Instructions to follow:
Filter the listing below, copying every line in which the word "Dump" appears.

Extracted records

=-=-=

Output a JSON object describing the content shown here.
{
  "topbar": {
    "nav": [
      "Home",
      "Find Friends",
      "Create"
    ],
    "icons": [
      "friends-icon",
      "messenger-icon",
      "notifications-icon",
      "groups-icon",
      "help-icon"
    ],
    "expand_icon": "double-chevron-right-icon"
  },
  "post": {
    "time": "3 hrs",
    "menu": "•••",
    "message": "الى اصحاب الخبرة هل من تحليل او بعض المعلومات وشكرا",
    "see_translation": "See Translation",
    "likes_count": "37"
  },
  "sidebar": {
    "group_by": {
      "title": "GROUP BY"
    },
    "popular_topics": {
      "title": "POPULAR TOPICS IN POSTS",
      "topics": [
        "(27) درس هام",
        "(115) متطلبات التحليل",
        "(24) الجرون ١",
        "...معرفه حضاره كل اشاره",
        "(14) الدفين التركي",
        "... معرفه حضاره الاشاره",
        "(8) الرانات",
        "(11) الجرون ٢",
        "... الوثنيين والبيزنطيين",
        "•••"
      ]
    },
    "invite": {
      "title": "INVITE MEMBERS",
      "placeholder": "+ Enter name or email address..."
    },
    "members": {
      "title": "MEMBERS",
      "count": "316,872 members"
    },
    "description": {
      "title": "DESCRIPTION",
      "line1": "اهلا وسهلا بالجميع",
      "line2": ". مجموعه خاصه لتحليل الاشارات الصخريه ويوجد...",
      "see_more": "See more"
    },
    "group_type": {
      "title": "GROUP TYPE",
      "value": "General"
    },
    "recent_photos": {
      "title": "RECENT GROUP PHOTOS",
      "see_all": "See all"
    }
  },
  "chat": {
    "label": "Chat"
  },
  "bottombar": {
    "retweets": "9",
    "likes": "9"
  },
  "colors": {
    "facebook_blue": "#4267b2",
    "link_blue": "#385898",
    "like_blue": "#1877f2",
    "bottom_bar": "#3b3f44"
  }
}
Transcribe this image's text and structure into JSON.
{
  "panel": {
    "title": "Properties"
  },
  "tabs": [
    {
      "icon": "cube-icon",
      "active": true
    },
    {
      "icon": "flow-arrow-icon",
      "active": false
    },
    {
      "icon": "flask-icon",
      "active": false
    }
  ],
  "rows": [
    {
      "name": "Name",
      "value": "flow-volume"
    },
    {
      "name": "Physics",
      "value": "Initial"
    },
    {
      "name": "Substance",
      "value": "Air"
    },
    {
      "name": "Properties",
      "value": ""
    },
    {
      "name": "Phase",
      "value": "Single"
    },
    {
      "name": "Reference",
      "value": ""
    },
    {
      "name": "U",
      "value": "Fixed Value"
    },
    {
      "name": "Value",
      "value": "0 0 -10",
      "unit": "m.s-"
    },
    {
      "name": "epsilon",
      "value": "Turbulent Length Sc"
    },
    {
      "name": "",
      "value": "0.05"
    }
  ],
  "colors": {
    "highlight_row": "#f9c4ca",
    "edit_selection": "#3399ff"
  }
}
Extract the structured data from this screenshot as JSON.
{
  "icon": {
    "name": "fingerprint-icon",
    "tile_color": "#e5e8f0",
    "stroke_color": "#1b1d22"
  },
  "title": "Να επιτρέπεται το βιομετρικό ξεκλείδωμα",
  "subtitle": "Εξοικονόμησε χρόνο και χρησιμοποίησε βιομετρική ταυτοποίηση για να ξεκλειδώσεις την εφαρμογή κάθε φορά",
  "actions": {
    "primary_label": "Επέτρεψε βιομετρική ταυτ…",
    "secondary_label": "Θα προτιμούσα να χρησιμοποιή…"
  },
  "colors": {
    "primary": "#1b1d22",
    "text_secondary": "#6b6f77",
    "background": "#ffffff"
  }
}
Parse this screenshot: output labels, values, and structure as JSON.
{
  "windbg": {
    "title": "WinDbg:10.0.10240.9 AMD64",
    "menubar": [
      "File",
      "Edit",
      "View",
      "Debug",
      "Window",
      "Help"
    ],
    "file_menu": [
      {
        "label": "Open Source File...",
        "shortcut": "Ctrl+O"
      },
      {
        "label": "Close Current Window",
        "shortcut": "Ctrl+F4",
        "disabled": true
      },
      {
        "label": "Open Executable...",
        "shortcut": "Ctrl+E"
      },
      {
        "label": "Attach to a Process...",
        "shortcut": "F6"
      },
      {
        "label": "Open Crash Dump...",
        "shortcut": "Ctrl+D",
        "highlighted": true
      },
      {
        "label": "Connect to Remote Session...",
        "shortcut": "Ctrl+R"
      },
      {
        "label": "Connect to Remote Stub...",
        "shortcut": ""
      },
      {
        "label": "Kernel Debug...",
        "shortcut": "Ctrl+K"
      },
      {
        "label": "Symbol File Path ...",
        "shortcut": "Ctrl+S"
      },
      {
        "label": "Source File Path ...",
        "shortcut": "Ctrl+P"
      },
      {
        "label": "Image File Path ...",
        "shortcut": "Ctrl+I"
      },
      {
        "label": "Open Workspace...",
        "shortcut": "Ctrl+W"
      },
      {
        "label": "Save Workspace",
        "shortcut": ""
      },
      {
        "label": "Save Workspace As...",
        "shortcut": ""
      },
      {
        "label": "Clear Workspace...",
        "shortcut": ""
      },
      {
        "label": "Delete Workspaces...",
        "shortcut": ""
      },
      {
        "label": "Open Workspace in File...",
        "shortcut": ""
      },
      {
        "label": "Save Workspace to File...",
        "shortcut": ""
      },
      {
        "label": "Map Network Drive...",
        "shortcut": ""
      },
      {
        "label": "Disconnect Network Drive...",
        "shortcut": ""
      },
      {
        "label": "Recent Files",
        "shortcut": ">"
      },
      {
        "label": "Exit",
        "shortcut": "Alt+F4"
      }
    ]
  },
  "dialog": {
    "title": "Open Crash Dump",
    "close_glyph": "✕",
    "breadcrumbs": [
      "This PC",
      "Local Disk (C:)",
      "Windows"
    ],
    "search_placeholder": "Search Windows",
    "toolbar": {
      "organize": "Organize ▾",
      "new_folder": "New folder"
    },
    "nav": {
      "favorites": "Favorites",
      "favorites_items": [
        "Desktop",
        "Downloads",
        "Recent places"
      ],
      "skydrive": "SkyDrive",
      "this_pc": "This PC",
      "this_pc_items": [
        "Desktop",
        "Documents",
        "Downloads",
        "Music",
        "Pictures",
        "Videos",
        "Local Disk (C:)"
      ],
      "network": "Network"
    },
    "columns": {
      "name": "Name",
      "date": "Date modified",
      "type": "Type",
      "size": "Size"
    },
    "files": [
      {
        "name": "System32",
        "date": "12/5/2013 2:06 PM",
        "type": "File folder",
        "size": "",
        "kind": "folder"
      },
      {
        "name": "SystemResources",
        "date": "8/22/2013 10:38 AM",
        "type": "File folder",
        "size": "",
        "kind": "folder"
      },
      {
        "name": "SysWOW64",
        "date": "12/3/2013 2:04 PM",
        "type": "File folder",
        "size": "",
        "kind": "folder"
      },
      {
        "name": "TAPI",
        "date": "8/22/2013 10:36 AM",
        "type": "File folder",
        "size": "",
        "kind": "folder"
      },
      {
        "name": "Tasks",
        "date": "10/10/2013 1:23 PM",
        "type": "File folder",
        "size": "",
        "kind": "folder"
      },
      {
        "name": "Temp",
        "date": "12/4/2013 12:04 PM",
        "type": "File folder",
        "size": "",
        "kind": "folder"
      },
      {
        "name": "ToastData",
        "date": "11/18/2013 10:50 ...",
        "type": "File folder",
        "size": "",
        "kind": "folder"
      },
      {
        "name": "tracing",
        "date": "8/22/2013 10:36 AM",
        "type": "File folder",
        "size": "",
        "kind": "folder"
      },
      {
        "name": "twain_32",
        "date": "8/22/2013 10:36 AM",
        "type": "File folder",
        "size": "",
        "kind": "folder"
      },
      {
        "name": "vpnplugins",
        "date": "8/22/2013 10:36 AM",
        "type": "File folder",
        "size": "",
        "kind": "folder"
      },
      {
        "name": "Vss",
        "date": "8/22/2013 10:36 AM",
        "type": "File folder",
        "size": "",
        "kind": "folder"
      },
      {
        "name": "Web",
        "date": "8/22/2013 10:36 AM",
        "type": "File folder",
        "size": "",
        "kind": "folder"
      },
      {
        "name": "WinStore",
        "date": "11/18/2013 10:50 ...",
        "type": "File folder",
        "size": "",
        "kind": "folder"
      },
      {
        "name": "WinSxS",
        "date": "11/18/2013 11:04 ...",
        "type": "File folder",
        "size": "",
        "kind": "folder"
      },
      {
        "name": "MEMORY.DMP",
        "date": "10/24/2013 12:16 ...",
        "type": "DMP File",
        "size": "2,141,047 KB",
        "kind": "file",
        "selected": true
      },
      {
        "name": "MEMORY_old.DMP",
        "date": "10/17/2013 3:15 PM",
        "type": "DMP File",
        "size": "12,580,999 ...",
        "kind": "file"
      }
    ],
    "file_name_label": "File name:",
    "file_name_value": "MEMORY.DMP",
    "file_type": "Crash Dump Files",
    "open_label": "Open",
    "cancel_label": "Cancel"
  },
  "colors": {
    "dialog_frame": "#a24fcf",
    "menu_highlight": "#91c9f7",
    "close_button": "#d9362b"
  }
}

=-=-=

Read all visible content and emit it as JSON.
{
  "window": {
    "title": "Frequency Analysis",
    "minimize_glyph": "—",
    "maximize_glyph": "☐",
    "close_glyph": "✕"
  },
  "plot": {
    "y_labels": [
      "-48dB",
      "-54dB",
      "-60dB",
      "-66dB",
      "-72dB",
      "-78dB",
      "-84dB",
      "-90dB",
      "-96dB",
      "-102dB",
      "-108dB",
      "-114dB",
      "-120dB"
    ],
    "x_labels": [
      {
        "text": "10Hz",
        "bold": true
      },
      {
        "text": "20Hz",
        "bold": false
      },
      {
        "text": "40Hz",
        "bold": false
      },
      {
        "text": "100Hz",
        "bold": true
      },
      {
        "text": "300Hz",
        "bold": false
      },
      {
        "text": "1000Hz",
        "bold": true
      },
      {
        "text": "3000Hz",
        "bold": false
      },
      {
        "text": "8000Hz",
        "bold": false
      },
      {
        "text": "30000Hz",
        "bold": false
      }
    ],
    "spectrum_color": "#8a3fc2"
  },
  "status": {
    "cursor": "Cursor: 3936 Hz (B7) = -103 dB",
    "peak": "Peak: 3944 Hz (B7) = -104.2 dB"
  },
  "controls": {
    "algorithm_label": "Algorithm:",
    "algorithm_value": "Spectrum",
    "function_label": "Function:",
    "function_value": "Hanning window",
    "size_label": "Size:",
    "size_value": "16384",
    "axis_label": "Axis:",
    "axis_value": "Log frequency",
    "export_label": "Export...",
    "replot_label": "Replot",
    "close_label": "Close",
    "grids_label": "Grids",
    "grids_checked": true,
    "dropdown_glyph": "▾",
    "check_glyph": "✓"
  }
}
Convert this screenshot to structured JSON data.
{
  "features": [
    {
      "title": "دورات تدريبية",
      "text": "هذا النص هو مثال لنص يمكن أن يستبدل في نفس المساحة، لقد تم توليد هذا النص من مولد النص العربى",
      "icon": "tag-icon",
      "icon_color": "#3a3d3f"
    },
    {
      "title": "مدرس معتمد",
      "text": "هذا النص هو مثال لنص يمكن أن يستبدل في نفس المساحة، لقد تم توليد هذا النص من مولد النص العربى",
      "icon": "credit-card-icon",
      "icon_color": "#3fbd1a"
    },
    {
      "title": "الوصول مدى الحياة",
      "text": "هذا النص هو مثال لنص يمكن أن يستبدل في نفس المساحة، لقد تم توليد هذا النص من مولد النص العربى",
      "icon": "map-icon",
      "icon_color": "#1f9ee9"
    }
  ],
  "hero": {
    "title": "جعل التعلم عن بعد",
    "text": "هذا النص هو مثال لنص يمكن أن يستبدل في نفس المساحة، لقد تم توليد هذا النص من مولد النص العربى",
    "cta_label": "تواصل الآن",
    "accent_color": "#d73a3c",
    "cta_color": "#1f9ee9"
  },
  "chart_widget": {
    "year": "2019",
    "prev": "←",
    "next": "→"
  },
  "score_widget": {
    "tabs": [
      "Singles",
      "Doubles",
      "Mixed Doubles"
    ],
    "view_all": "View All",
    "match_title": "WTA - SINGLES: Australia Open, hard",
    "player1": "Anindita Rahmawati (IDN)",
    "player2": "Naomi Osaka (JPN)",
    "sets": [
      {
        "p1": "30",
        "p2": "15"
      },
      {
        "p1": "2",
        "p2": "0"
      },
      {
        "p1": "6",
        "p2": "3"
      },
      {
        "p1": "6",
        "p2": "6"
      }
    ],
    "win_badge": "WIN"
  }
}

=-=-=

Response to the exercise:
        "label": "Open Crash Dump...",
    "title": "Open Crash Dump",
    "file_type": "Crash Dump Files",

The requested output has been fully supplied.